=== PROBLEM DESCRIPTION ===
Please collect every line of the records below that contains the string "screenshot", matching case exactly.

=== MATERIAL SUPPLIED ===
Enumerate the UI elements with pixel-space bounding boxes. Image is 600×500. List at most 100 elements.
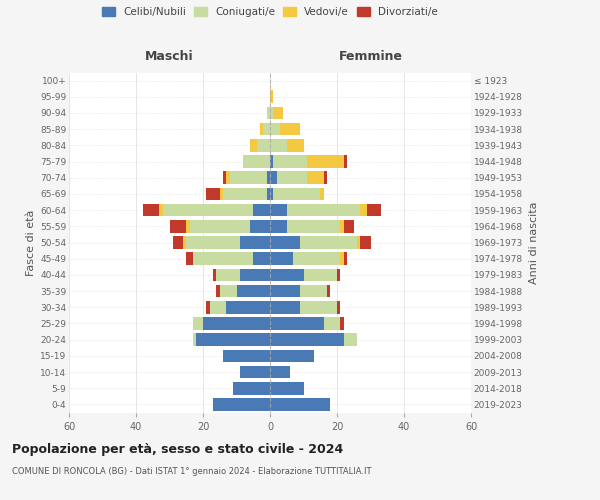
Bar <box>280 123 300 136</box>
Bar <box>270 106 274 120</box>
Bar <box>367 204 380 216</box>
Bar <box>307 155 344 168</box>
Bar <box>223 350 270 362</box>
Bar <box>193 317 203 330</box>
Bar <box>230 172 266 184</box>
Bar <box>206 188 220 200</box>
Bar <box>287 220 340 232</box>
Bar <box>203 317 270 330</box>
Text: Femmine: Femmine <box>338 50 403 62</box>
Bar <box>220 285 236 298</box>
Bar <box>266 106 270 120</box>
Text: COMUNE DI RONCOLA (BG) - Dati ISTAT 1° gennaio 2024 - Elaborazione TUTTITALIA.IT: COMUNE DI RONCOLA (BG) - Dati ISTAT 1° g… <box>12 468 371 476</box>
Bar <box>260 123 263 136</box>
Bar <box>240 236 270 249</box>
Bar <box>263 123 270 136</box>
Bar <box>223 188 266 200</box>
Bar <box>173 236 183 249</box>
Bar <box>270 123 280 136</box>
Text: Maschi: Maschi <box>145 50 194 62</box>
Bar <box>270 155 274 168</box>
Bar <box>270 350 314 362</box>
Bar <box>337 268 340 281</box>
Bar <box>270 236 300 249</box>
Bar <box>270 334 344 346</box>
Bar <box>327 285 331 298</box>
Bar <box>250 139 257 151</box>
Bar <box>223 172 226 184</box>
Bar <box>226 301 270 314</box>
Bar <box>337 301 340 314</box>
Bar <box>300 236 357 249</box>
Bar <box>186 220 190 232</box>
Y-axis label: Fasce di età: Fasce di età <box>26 210 36 276</box>
Bar <box>240 366 270 378</box>
Bar <box>270 317 323 330</box>
Bar <box>253 252 270 265</box>
Bar <box>357 236 361 249</box>
Bar <box>361 204 367 216</box>
Bar <box>250 220 270 232</box>
Bar <box>300 301 337 314</box>
Bar <box>193 334 196 346</box>
Bar <box>304 268 337 281</box>
Bar <box>170 220 186 232</box>
Bar <box>340 252 344 265</box>
Bar <box>186 252 193 265</box>
Bar <box>213 268 217 281</box>
Bar <box>274 188 320 200</box>
Bar <box>217 285 220 298</box>
Bar <box>143 204 160 216</box>
Bar <box>270 268 304 281</box>
Bar <box>266 172 270 184</box>
Legend: Celibi/Nubili, Coniugati/e, Vedovi/e, Divorziati/e: Celibi/Nubili, Coniugati/e, Vedovi/e, Di… <box>100 5 440 20</box>
Bar <box>210 301 226 314</box>
Bar <box>293 252 340 265</box>
Bar <box>190 220 250 232</box>
Bar <box>274 106 283 120</box>
Bar <box>270 366 290 378</box>
Bar <box>193 252 253 265</box>
Bar <box>196 334 270 346</box>
Bar <box>270 382 304 394</box>
Bar <box>277 172 307 184</box>
Bar <box>233 382 270 394</box>
Bar <box>323 172 327 184</box>
Bar <box>220 188 223 200</box>
Bar <box>344 155 347 168</box>
Bar <box>243 155 270 168</box>
Bar <box>361 236 371 249</box>
Bar <box>217 268 240 281</box>
Text: Popolazione per età, sesso e stato civile - 2024: Popolazione per età, sesso e stato civil… <box>12 442 343 456</box>
Bar <box>270 252 293 265</box>
Bar <box>226 172 230 184</box>
Bar <box>270 301 300 314</box>
Bar <box>340 317 344 330</box>
Bar <box>213 398 270 410</box>
Bar <box>270 90 274 103</box>
Bar <box>287 139 304 151</box>
Bar <box>320 188 323 200</box>
Bar <box>266 188 270 200</box>
Bar <box>206 301 210 314</box>
Bar <box>270 220 287 232</box>
Bar <box>270 188 274 200</box>
Bar <box>240 268 270 281</box>
Bar <box>270 139 287 151</box>
Bar <box>253 204 270 216</box>
Bar <box>344 252 347 265</box>
Bar <box>340 220 344 232</box>
Bar <box>300 285 327 298</box>
Bar <box>236 285 270 298</box>
Bar <box>163 204 253 216</box>
Bar <box>274 155 307 168</box>
Bar <box>270 204 287 216</box>
Bar <box>323 317 340 330</box>
Bar <box>287 204 361 216</box>
Y-axis label: Anni di nascita: Anni di nascita <box>529 201 539 283</box>
Bar <box>183 236 186 249</box>
Bar <box>270 398 331 410</box>
Bar <box>270 285 300 298</box>
Bar <box>186 236 240 249</box>
Bar <box>307 172 323 184</box>
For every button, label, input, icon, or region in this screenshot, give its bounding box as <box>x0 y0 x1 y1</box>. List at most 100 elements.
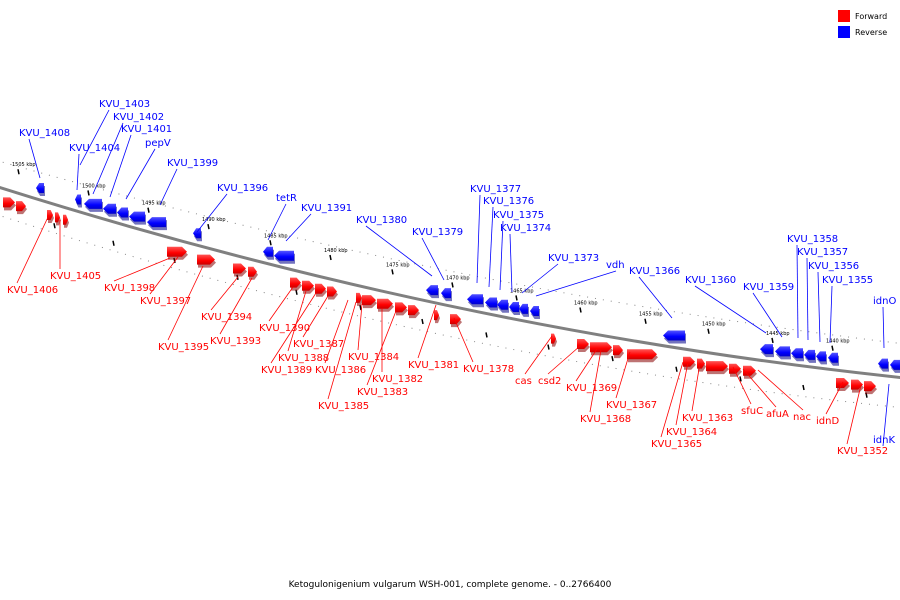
forward-gene[interactable] <box>851 379 864 393</box>
gene-label[interactable]: KVU_1398 <box>104 283 155 294</box>
gene-label[interactable]: KVU_1376 <box>483 196 534 207</box>
gene-label[interactable]: nac <box>793 412 811 423</box>
reverse-gene[interactable] <box>890 359 900 373</box>
reverse-gene[interactable] <box>816 351 827 365</box>
reverse-gene[interactable] <box>760 344 774 358</box>
gene-label[interactable]: KVU_1395 <box>158 342 209 353</box>
forward-gene[interactable] <box>590 342 613 356</box>
gene-label[interactable]: KVU_1381 <box>408 360 459 371</box>
gene-label[interactable]: KVU_1385 <box>318 401 369 412</box>
forward-gene[interactable] <box>613 345 624 359</box>
forward-gene[interactable] <box>362 295 377 309</box>
gene-label[interactable]: KVU_1390 <box>259 323 310 334</box>
forward-gene[interactable] <box>697 358 706 372</box>
gene-label[interactable]: KVU_1375 <box>493 210 544 221</box>
forward-gene[interactable] <box>290 277 302 291</box>
gene-label[interactable]: KVU_1367 <box>606 400 657 411</box>
reverse-gene[interactable] <box>878 358 889 372</box>
gene-label[interactable]: KVU_1401 <box>121 124 172 135</box>
forward-gene[interactable] <box>434 310 440 324</box>
gene-label[interactable]: KVU_1408 <box>19 128 70 139</box>
gene-label[interactable]: KVU_1366 <box>629 266 680 277</box>
gene-label[interactable]: KVU_1383 <box>357 387 408 398</box>
gene-label[interactable]: KVU_1363 <box>682 413 733 424</box>
reverse-gene[interactable] <box>791 348 804 362</box>
reverse-gene[interactable] <box>274 250 295 264</box>
gene-label[interactable]: KVU_1358 <box>787 234 838 245</box>
forward-gene[interactable] <box>315 283 327 297</box>
gene-label[interactable]: KVU_1402 <box>113 112 164 123</box>
gene-label[interactable]: KVU_1380 <box>356 215 407 226</box>
gene-label[interactable]: KVU_1387 <box>293 339 344 350</box>
reverse-gene[interactable] <box>103 203 117 217</box>
forward-gene[interactable] <box>377 298 394 312</box>
gene-label[interactable]: idnO <box>873 296 896 307</box>
gene-label[interactable]: KVU_1389 <box>261 365 312 376</box>
gene-label[interactable]: KVU_1357 <box>797 247 848 258</box>
reverse-gene[interactable] <box>467 294 484 308</box>
reverse-gene[interactable] <box>441 288 452 302</box>
gene-label[interactable]: KVU_1397 <box>140 296 191 307</box>
gene-label[interactable]: afuA <box>766 409 789 420</box>
forward-gene[interactable] <box>450 314 462 328</box>
gene-label[interactable]: KVU_1382 <box>372 374 423 385</box>
forward-gene[interactable] <box>395 302 408 316</box>
gene-label[interactable]: KVU_1386 <box>315 365 366 376</box>
gene-label[interactable]: tetR <box>276 193 297 204</box>
reverse-gene[interactable] <box>426 285 439 299</box>
gene-label[interactable]: pepV <box>145 138 171 149</box>
gene-label[interactable]: idnK <box>873 435 895 446</box>
gene-label[interactable]: KVU_1368 <box>580 414 631 425</box>
forward-gene[interactable] <box>729 363 742 377</box>
gene-label[interactable]: KVU_1373 <box>548 253 599 264</box>
forward-gene[interactable] <box>356 292 363 306</box>
gene-label[interactable]: KVU_1369 <box>566 383 617 394</box>
forward-gene[interactable] <box>864 381 877 395</box>
gene-label[interactable]: KVU_1377 <box>470 184 521 195</box>
forward-gene[interactable] <box>47 210 54 224</box>
reverse-gene[interactable] <box>193 228 202 242</box>
forward-gene[interactable] <box>683 356 696 370</box>
reverse-gene[interactable] <box>263 246 274 260</box>
gene-label[interactable]: KVU_1352 <box>837 446 888 457</box>
gene-label[interactable]: KVU_1364 <box>666 427 717 438</box>
gene-label[interactable]: KVU_1396 <box>217 183 268 194</box>
gene-label[interactable]: csd2 <box>538 376 561 387</box>
gene-label[interactable]: sfuC <box>741 406 763 417</box>
forward-gene[interactable] <box>408 305 420 319</box>
reverse-gene[interactable] <box>804 349 816 363</box>
forward-gene[interactable] <box>836 377 850 391</box>
gene-label[interactable]: KVU_1384 <box>348 352 399 363</box>
forward-gene[interactable] <box>551 333 557 347</box>
reverse-gene[interactable] <box>117 207 129 221</box>
gene-label[interactable]: KVU_1404 <box>69 143 120 154</box>
reverse-gene[interactable] <box>147 217 167 231</box>
reverse-gene[interactable] <box>485 297 498 311</box>
gene-label[interactable]: KVU_1378 <box>463 364 514 375</box>
gene-label[interactable]: cas <box>515 376 532 387</box>
forward-gene[interactable] <box>16 201 27 215</box>
forward-gene[interactable] <box>248 266 258 280</box>
gene-label[interactable]: vdh <box>606 260 625 271</box>
reverse-gene[interactable] <box>497 299 509 313</box>
reverse-gene[interactable] <box>129 211 146 225</box>
gene-label[interactable]: KVU_1359 <box>743 282 794 293</box>
forward-gene[interactable] <box>197 254 216 268</box>
gene-label[interactable]: KVU_1374 <box>500 223 551 234</box>
forward-gene[interactable] <box>167 246 188 260</box>
forward-gene[interactable] <box>577 339 590 353</box>
gene-label[interactable]: KVU_1379 <box>412 227 463 238</box>
gene-label[interactable]: KVU_1406 <box>7 285 58 296</box>
gene-label[interactable]: KVU_1394 <box>201 312 252 323</box>
gene-label[interactable]: KVU_1356 <box>808 261 859 272</box>
reverse-gene[interactable] <box>519 303 529 317</box>
reverse-gene[interactable] <box>75 194 82 208</box>
gene-label[interactable]: KVU_1403 <box>99 99 150 110</box>
forward-gene[interactable] <box>63 214 69 228</box>
gene-label[interactable]: KVU_1405 <box>50 271 101 282</box>
gene-label[interactable]: KVU_1355 <box>822 275 873 286</box>
reverse-gene[interactable] <box>828 352 839 366</box>
reverse-gene[interactable] <box>663 330 686 344</box>
reverse-gene[interactable] <box>36 183 45 197</box>
reverse-gene[interactable] <box>509 302 520 316</box>
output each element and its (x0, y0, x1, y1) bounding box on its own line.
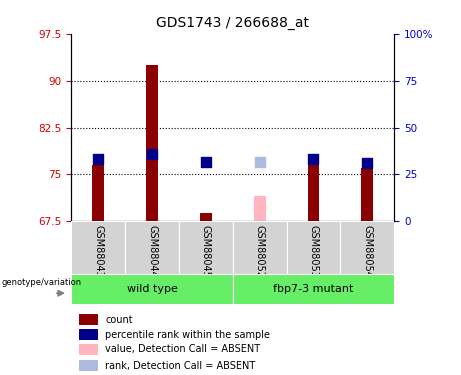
Bar (79, 314, 98, 325)
Bar (233, 274, 394, 304)
Bar (146, 65, 158, 221)
Text: GSM88053: GSM88053 (308, 225, 319, 278)
Text: GSM88043: GSM88043 (93, 225, 103, 278)
Text: count: count (106, 315, 133, 325)
Bar (79, 329, 98, 340)
Bar (233, 221, 287, 274)
Text: rank, Detection Call = ABSENT: rank, Detection Call = ABSENT (106, 360, 256, 370)
Point (202, 159, 210, 165)
Bar (71, 274, 233, 304)
Point (95, 156, 102, 162)
Text: value, Detection Call = ABSENT: value, Detection Call = ABSENT (106, 344, 260, 354)
Bar (92, 165, 104, 221)
Bar (179, 221, 233, 274)
Text: GSM88052: GSM88052 (254, 225, 265, 279)
Text: fbp7-3 mutant: fbp7-3 mutant (273, 284, 354, 294)
Text: percentile rank within the sample: percentile rank within the sample (106, 330, 271, 339)
Bar (307, 165, 319, 221)
Bar (125, 221, 179, 274)
Point (310, 156, 317, 162)
Bar (287, 221, 340, 274)
Bar (361, 168, 373, 221)
Point (148, 152, 156, 157)
Text: GSM88054: GSM88054 (362, 225, 372, 278)
Text: GSM88044: GSM88044 (147, 225, 157, 278)
Bar (71, 221, 125, 274)
Bar (79, 344, 98, 355)
Bar (79, 360, 98, 371)
Text: wild type: wild type (127, 284, 177, 294)
Text: genotype/variation: genotype/variation (1, 278, 82, 286)
Text: GSM88045: GSM88045 (201, 225, 211, 278)
Title: GDS1743 / 266688_at: GDS1743 / 266688_at (156, 16, 309, 30)
Point (364, 160, 371, 166)
Bar (200, 213, 212, 221)
Bar (340, 221, 394, 274)
Point (256, 159, 263, 165)
Bar (254, 196, 266, 221)
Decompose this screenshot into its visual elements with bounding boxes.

=== ANSWER FOR THE TASK ===
For every button, label, input, icon, or region in this screenshot, give its bounding box as <box>x0 y0 x1 y1</box>. List at most 100 elements.
Decompose this screenshot into its visual elements with bounding boxes.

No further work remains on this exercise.